Exercise brief> In the data below, find every line with the string "color" and pull it out.

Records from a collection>

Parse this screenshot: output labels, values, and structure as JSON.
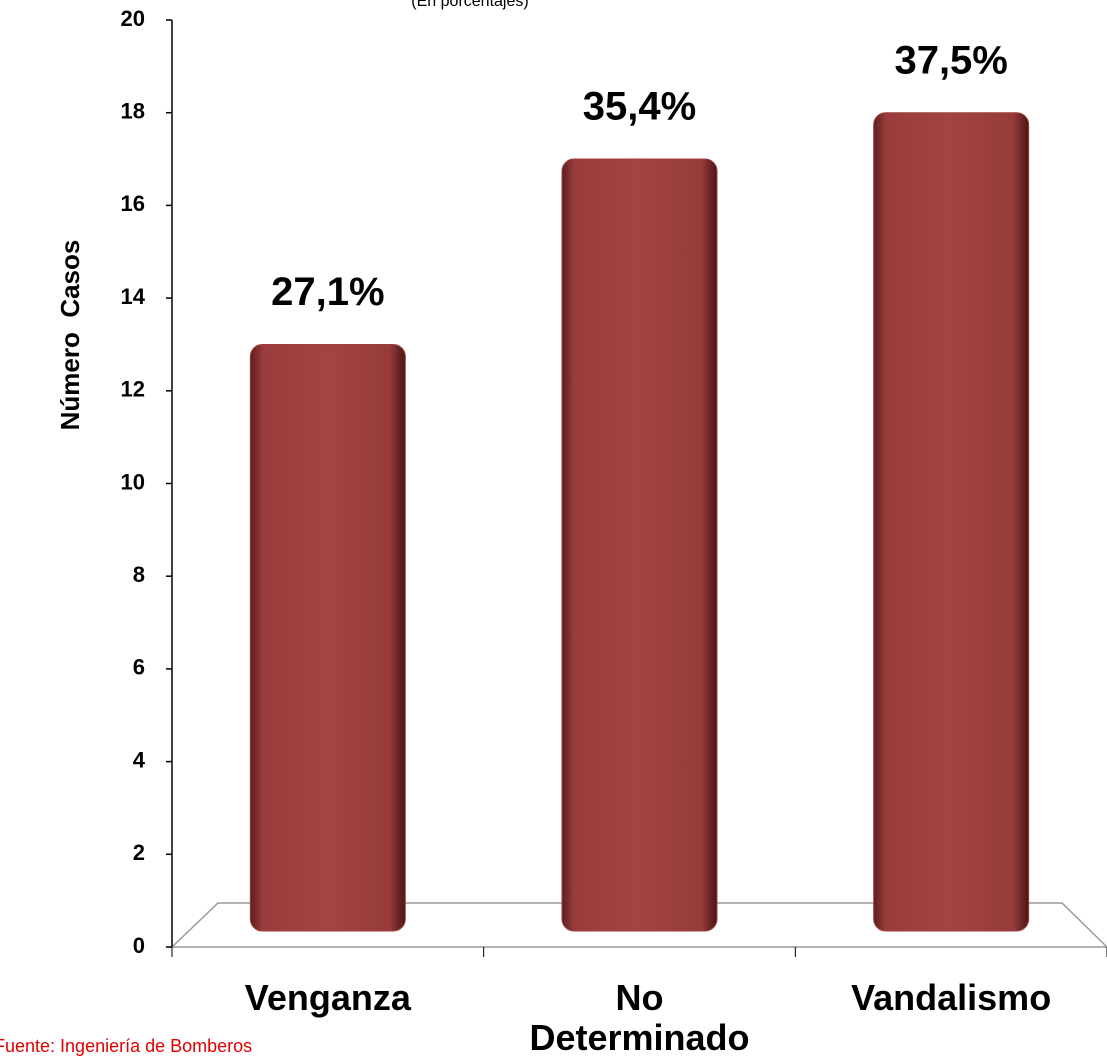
{
  "chart_data": {
    "type": "bar",
    "subtitle": "(En porcentajes)",
    "y_label": "Número  Casos",
    "source": "Fuente: Ingeniería de Bomberos",
    "categories": [
      "Venganza",
      "No Determinado",
      "Vandalismo"
    ],
    "values": [
      13,
      17,
      18
    ],
    "annotations": [
      "27,1%",
      "35,4%",
      "37,5%"
    ],
    "color": "#9e3f3f",
    "ylim": [
      0,
      20
    ],
    "yticks": [
      0,
      2,
      4,
      6,
      8,
      10,
      12,
      14,
      16,
      18,
      20
    ],
    "grid": false
  }
}
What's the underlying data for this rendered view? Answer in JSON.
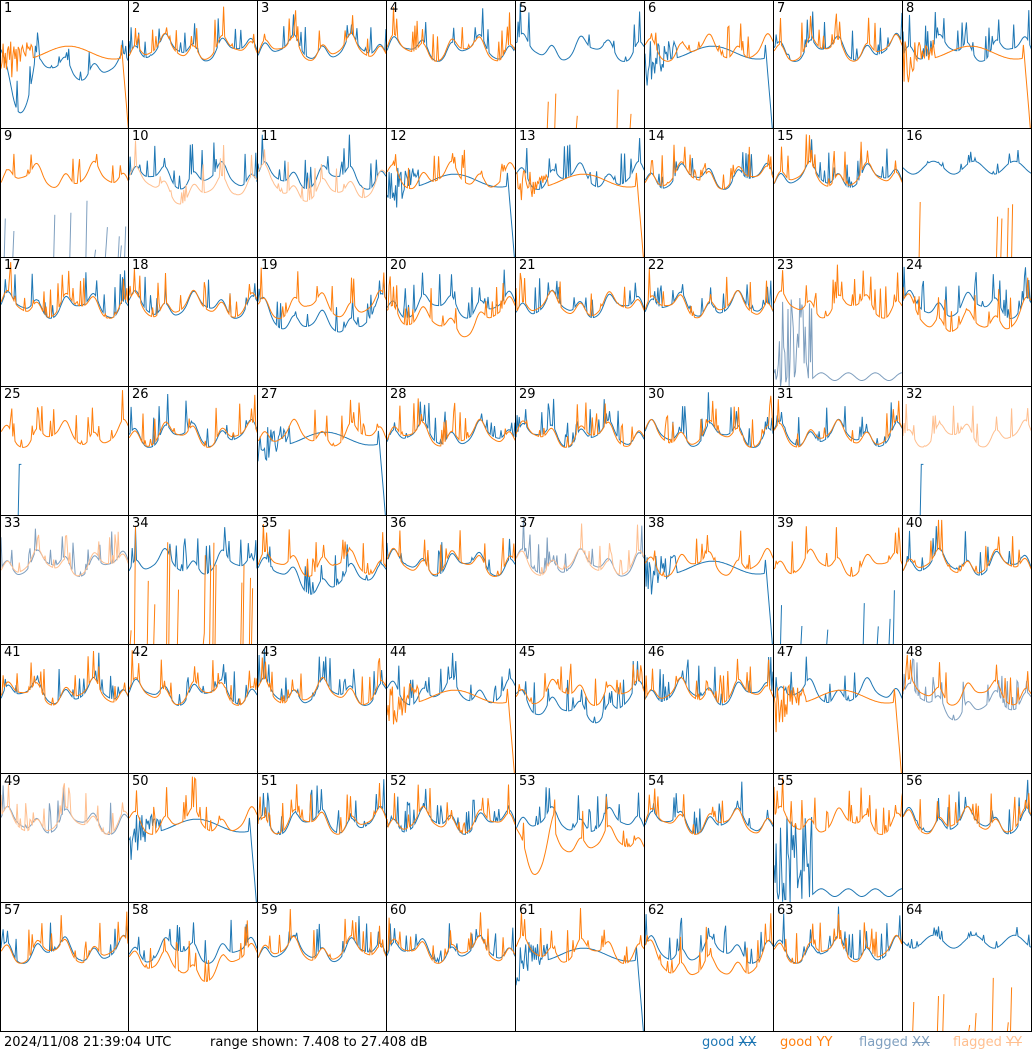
{
  "chart_data": {
    "type": "line",
    "panel_labels": [
      "1",
      "2",
      "3",
      "4",
      "5",
      "6",
      "7",
      "8",
      "9",
      "10",
      "11",
      "12",
      "13",
      "14",
      "15",
      "16",
      "17",
      "18",
      "19",
      "20",
      "21",
      "22",
      "23",
      "24",
      "25",
      "26",
      "27",
      "28",
      "29",
      "30",
      "31",
      "32",
      "33",
      "34",
      "35",
      "36",
      "37",
      "38",
      "39",
      "40",
      "41",
      "42",
      "43",
      "44",
      "45",
      "46",
      "47",
      "48",
      "49",
      "50",
      "51",
      "52",
      "53",
      "54",
      "55",
      "56",
      "57",
      "58",
      "59",
      "60",
      "61",
      "62",
      "63",
      "64"
    ],
    "grid": {
      "rows": 8,
      "cols": 8
    },
    "ylim_db": [
      7.408,
      27.408
    ],
    "series_legend": [
      {
        "label_word": "good",
        "label_pol": "XX",
        "color": "#1f77b4",
        "strike": false
      },
      {
        "label_word": "good",
        "label_pol": "YY",
        "color": "#ff7f0e",
        "strike": false
      },
      {
        "label_word": "flagged",
        "label_pol": "XX",
        "color": "#7f9fbf",
        "strike": true
      },
      {
        "label_word": "flagged",
        "label_pol": "YY",
        "color": "#ffbf8f",
        "strike": true
      }
    ],
    "panels": [
      {
        "x": "dip",
        "y": "taper"
      },
      {
        "x": "n",
        "y": "n"
      },
      {
        "x": "n",
        "y": "n"
      },
      {
        "x": "n",
        "y": "n"
      },
      {
        "x": "n",
        "y": "spikes"
      },
      {
        "x": "taper",
        "y": "n"
      },
      {
        "x": "n",
        "y": "n"
      },
      {
        "x": "n",
        "y": "taper"
      },
      {
        "x": "flag_spikes",
        "y": "n"
      },
      {
        "x": "n",
        "y": "flag_low"
      },
      {
        "x": "n",
        "y": "flag_low"
      },
      {
        "x": "taper",
        "y": "n"
      },
      {
        "x": "n",
        "y": "taper"
      },
      {
        "x": "n",
        "y": "n"
      },
      {
        "x": "n",
        "y": "n"
      },
      {
        "x": "flat",
        "y": "spikes"
      },
      {
        "x": "n",
        "y": "n"
      },
      {
        "x": "n",
        "y": "n"
      },
      {
        "x": "low",
        "y": "n"
      },
      {
        "x": "n",
        "y": "low"
      },
      {
        "x": "n",
        "y": "n"
      },
      {
        "x": "n",
        "y": "n"
      },
      {
        "x": "flag_noise",
        "y": "n"
      },
      {
        "x": "n",
        "y": "low"
      },
      {
        "x": "spike1",
        "y": "n"
      },
      {
        "x": "n",
        "y": "n"
      },
      {
        "x": "taper",
        "y": "n"
      },
      {
        "x": "n",
        "y": "n"
      },
      {
        "x": "n",
        "y": "n"
      },
      {
        "x": "n",
        "y": "n"
      },
      {
        "x": "n",
        "y": "n"
      },
      {
        "x": "spike1",
        "y": "flag_n"
      },
      {
        "x": "flag_n",
        "y": "flag_n"
      },
      {
        "x": "n",
        "y": "junk"
      },
      {
        "x": "low",
        "y": "n"
      },
      {
        "x": "n",
        "y": "n"
      },
      {
        "x": "flag_n",
        "y": "flag_n"
      },
      {
        "x": "taper",
        "y": "n"
      },
      {
        "x": "spikes",
        "y": "n"
      },
      {
        "x": "n",
        "y": "n"
      },
      {
        "x": "n",
        "y": "n"
      },
      {
        "x": "n",
        "y": "n"
      },
      {
        "x": "n",
        "y": "n"
      },
      {
        "x": "n",
        "y": "taper"
      },
      {
        "x": "low",
        "y": "n"
      },
      {
        "x": "n",
        "y": "n"
      },
      {
        "x": "n",
        "y": "taper"
      },
      {
        "x": "flag_low",
        "y": "n"
      },
      {
        "x": "flag_n",
        "y": "flag_n"
      },
      {
        "x": "taper",
        "y": "n"
      },
      {
        "x": "n",
        "y": "n"
      },
      {
        "x": "n",
        "y": "n"
      },
      {
        "x": "n",
        "y": "dip"
      },
      {
        "x": "n",
        "y": "n"
      },
      {
        "x": "noise",
        "y": "n"
      },
      {
        "x": "n",
        "y": "n"
      },
      {
        "x": "n",
        "y": "n"
      },
      {
        "x": "n",
        "y": "low"
      },
      {
        "x": "n",
        "y": "n"
      },
      {
        "x": "n",
        "y": "n"
      },
      {
        "x": "taper",
        "y": "n"
      },
      {
        "x": "n",
        "y": "low"
      },
      {
        "x": "n",
        "y": "n"
      },
      {
        "x": "flat",
        "y": "spikes"
      }
    ]
  },
  "footer": {
    "timestamp": "2024/11/08 21:39:04 UTC",
    "range_text": "range shown: 7.408 to 27.408 dB"
  }
}
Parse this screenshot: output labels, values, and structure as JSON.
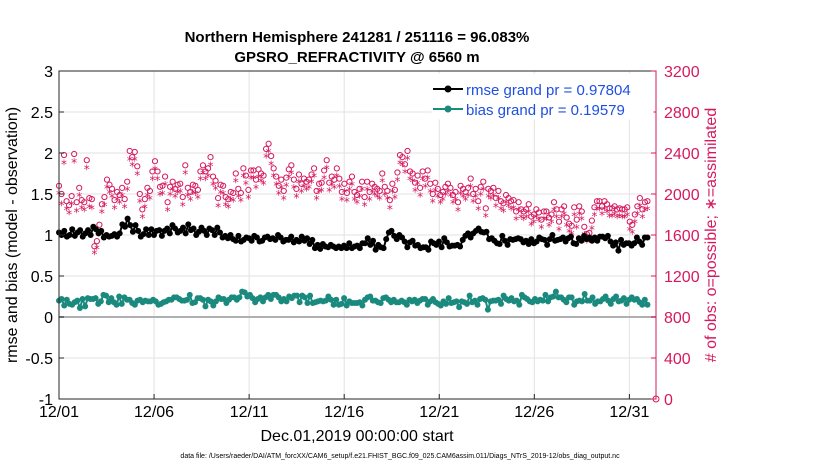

Correct output>
    "color": "#9e3f3f",
        "color": "#1f77b4",
        "color": "#ff7f0e",
        "color": "#7f9fbf",
        "color": "#ffbf8f",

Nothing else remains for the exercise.